··· THE RECORDS ···

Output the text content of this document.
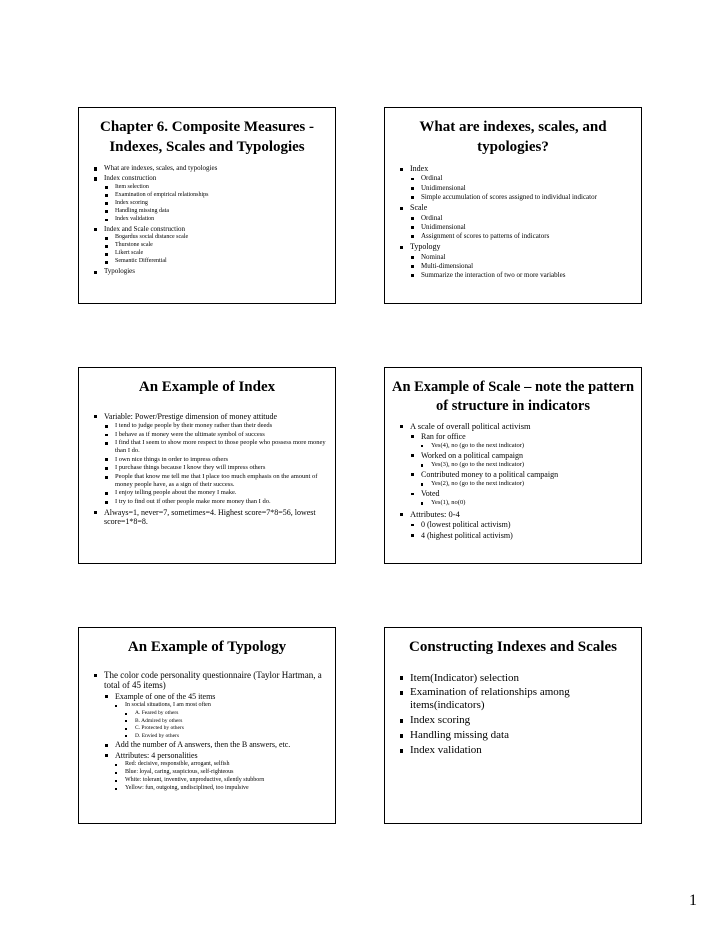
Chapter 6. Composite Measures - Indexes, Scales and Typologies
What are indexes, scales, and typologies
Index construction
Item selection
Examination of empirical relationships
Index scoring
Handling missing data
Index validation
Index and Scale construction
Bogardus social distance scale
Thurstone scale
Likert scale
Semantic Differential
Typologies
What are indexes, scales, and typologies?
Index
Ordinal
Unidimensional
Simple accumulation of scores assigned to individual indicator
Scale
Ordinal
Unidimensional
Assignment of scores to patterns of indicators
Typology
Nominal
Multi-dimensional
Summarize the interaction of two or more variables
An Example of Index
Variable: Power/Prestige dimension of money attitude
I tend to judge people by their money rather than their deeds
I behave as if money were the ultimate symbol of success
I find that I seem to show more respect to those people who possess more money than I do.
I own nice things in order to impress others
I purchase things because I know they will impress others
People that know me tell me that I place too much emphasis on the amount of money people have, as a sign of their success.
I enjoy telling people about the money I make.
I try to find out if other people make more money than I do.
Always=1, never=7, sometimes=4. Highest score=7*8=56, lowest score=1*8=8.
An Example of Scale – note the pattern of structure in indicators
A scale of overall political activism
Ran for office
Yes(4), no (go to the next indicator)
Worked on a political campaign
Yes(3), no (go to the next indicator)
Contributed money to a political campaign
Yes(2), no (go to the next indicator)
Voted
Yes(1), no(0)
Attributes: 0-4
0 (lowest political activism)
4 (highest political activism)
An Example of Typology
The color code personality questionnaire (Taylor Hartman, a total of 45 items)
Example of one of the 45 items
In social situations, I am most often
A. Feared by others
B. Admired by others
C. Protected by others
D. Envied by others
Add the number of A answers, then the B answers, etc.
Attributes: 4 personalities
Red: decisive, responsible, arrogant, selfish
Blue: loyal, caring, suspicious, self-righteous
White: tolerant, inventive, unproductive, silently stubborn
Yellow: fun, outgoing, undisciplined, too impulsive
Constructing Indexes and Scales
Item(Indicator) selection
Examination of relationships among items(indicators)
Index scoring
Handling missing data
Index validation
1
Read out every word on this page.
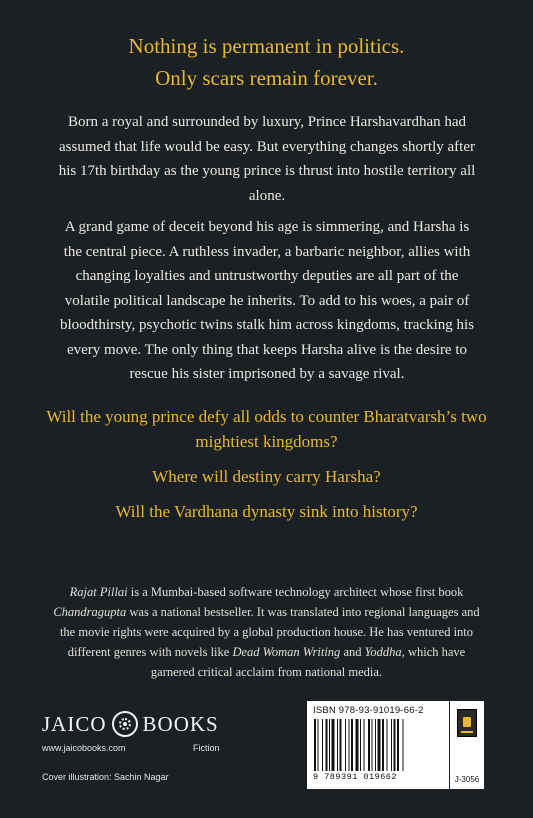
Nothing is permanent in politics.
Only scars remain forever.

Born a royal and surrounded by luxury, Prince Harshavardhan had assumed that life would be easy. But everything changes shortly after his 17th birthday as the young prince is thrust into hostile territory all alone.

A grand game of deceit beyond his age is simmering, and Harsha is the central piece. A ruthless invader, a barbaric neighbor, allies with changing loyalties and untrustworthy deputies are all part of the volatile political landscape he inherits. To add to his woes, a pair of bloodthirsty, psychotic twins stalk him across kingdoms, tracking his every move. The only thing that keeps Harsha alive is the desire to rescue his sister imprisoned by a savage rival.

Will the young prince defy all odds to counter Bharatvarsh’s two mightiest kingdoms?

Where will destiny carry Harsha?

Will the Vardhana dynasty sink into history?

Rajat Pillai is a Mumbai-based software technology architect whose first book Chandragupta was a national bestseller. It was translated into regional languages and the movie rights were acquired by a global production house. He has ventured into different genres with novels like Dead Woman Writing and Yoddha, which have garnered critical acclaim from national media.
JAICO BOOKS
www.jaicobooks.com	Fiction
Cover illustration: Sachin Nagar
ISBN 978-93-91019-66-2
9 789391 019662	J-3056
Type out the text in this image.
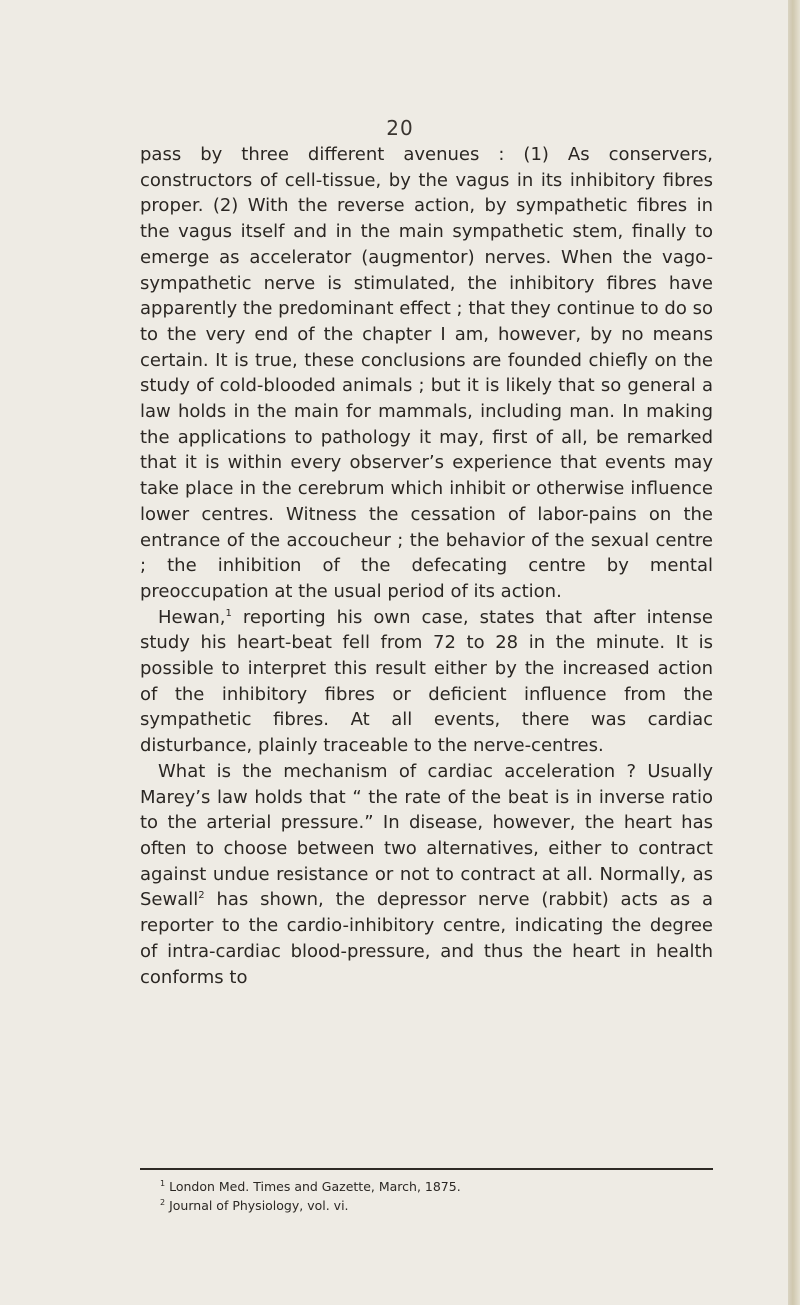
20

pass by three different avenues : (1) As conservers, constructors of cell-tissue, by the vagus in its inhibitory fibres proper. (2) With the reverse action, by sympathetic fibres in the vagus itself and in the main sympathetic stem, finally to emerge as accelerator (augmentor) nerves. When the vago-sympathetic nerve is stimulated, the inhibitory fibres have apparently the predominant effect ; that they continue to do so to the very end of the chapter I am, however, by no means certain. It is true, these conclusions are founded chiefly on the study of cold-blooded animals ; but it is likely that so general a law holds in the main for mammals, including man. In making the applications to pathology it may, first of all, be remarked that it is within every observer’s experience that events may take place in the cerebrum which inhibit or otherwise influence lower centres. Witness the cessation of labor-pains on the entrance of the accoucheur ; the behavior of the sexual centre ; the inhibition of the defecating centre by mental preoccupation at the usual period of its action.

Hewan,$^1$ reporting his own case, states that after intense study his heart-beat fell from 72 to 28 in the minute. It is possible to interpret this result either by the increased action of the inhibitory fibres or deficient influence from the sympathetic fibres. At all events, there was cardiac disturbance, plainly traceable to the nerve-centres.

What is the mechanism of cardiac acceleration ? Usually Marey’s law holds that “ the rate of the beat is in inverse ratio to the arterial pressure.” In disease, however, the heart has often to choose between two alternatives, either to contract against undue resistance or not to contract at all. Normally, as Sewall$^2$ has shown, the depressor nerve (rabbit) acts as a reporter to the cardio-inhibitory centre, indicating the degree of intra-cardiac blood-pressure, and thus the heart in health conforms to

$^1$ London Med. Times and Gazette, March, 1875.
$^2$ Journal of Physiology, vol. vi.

···

__TASK DESCRIPTION__. Give the number of lines in the records above that contain the word "What". Reply with that number alone.

__FINISHED ANSWER__. 3